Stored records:
——

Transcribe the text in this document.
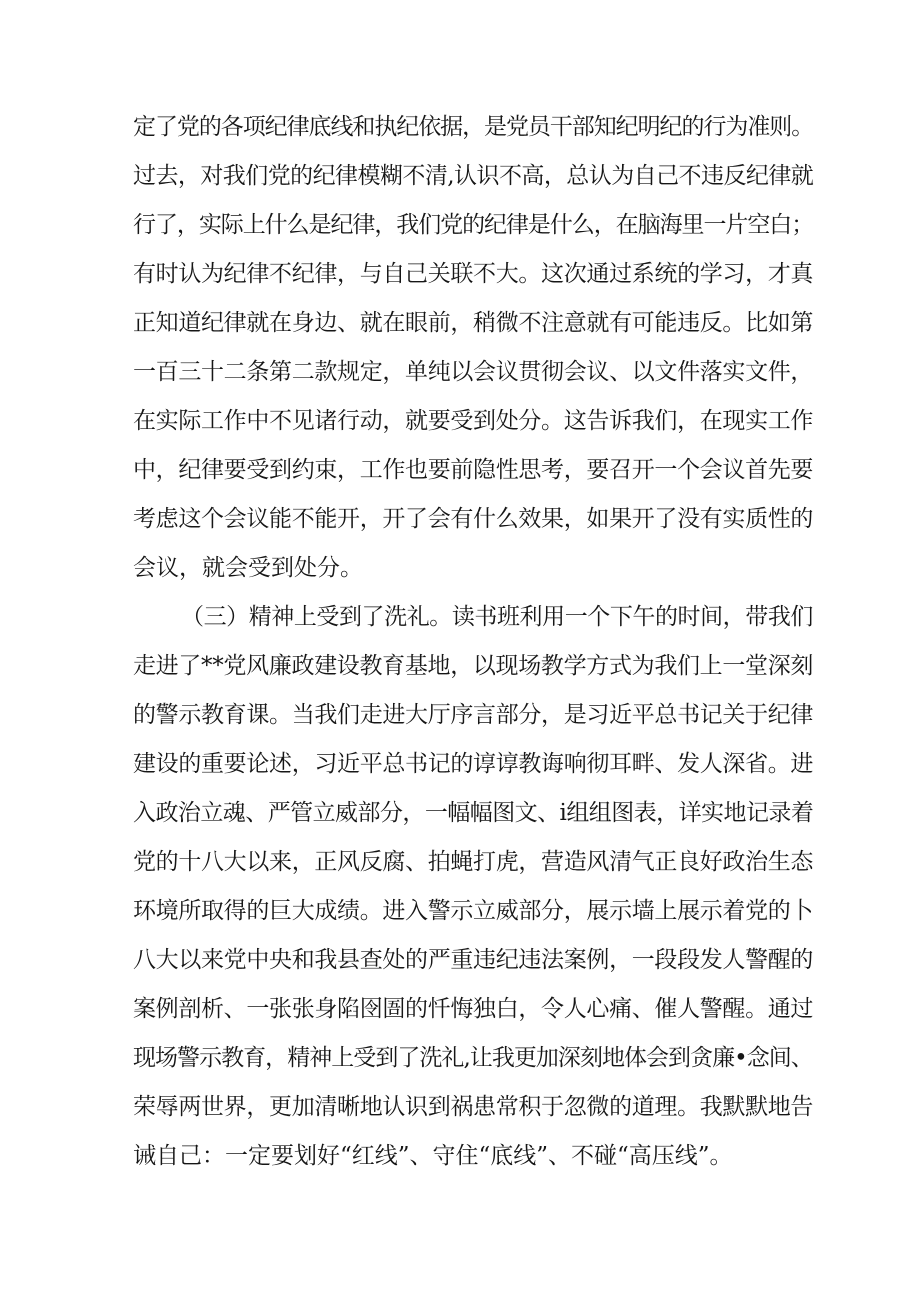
定了党的各项纪律底线和执纪依据，是党员干部知纪明纪的行为准则。
过去，对我们党的纪律模糊不清,认识不高，总认为自己不违反纪律就
行了，实际上什么是纪律，我们党的纪律是什么，在脑海里一片空白；
有时认为纪律不纪律，与自己关联不大。这次通过系统的学习，才真
正知道纪律就在身边、就在眼前，稍微不注意就有可能违反。比如第
一百三十二条第二款规定，单纯以会议贯彻会议、以文件落实文件，
在实际工作中不见诸行动，就要受到处分。这告诉我们，在现实工作
中，纪律要受到约束，工作也要前隐性思考，要召开一个会议首先要
考虑这个会议能不能开，开了会有什么效果，如果开了没有实质性的
会议，就会受到处分。
（三）精神上受到了洗礼。读书班利用一个下午的时间，带我们
走进了**党风廉政建设教育基地，以现场教学方式为我们上一堂深刻
的警示教育课。当我们走进大厅序言部分，是习近平总书记关于纪律
建设的重要论述，习近平总书记的谆谆教诲响彻耳畔、发人深省。进
入政治立魂、严管立威部分，一幅幅图文、i组组图表，详实地记录着
党的十八大以来，正风反腐、拍蝇打虎，营造风清气正良好政治生态
环境所取得的巨大成绩。进入警示立威部分，展示墙上展示着党的卜
八大以来党中央和我县查处的严重违纪违法案例，一段段发人警醒的
案例剖析、一张张身陷囹圄的忏悔独白，令人心痛、催人警醒。通过
现场警示教育，精神上受到了洗礼,让我更加深刻地体会到贪廉•念间、
荣辱两世界，更加清晰地认识到祸患常积于忽微的道理。我默默地告
诫自己：一定要划好“红线”、守住“底线”、不碰“高压线”。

——

**WRITTEN REQUEST:** Each entry must be retyped word for word, with every image omitted.

**IN RESPONSE:**
Transcribe the text in this document.
定了党的各项纪律底线和执纪依据，是党员干部知纪明纪的行为准则。
过去，对我们党的纪律模糊不清,认识不高，总认为自己不违反纪律就
行了，实际上什么是纪律，我们党的纪律是什么，在脑海里一片空白；
有时认为纪律不纪律，与自己关联不大。这次通过系统的学习，才真
正知道纪律就在身边、就在眼前，稍微不注意就有可能违反。比如第
一百三十二条第二款规定，单纯以会议贯彻会议、以文件落实文件，
在实际工作中不见诸行动，就要受到处分。这告诉我们，在现实工作
中，纪律要受到约束，工作也要前隐性思考，要召开一个会议首先要
考虑这个会议能不能开，开了会有什么效果，如果开了没有实质性的
会议，就会受到处分。
（三）精神上受到了洗礼。读书班利用一个下午的时间，带我们
走进了**党风廉政建设教育基地，以现场教学方式为我们上一堂深刻
的警示教育课。当我们走进大厅序言部分，是习近平总书记关于纪律
建设的重要论述，习近平总书记的谆谆教诲响彻耳畔、发人深省。进
入政治立魂、严管立威部分，一幅幅图文、i组组图表，详实地记录着
党的十八大以来，正风反腐、拍蝇打虎，营造风清气正良好政治生态
环境所取得的巨大成绩。进入警示立威部分，展示墙上展示着党的卜
八大以来党中央和我县查处的严重违纪违法案例，一段段发人警醒的
案例剖析、一张张身陷囹圄的忏悔独白，令人心痛、催人警醒。通过
现场警示教育，精神上受到了洗礼,让我更加深刻地体会到贪廉•念间、
荣辱两世界，更加清晰地认识到祸患常积于忽微的道理。我默默地告
诫自己：一定要划好“红线”、守住“底线”、不碰“高压线”。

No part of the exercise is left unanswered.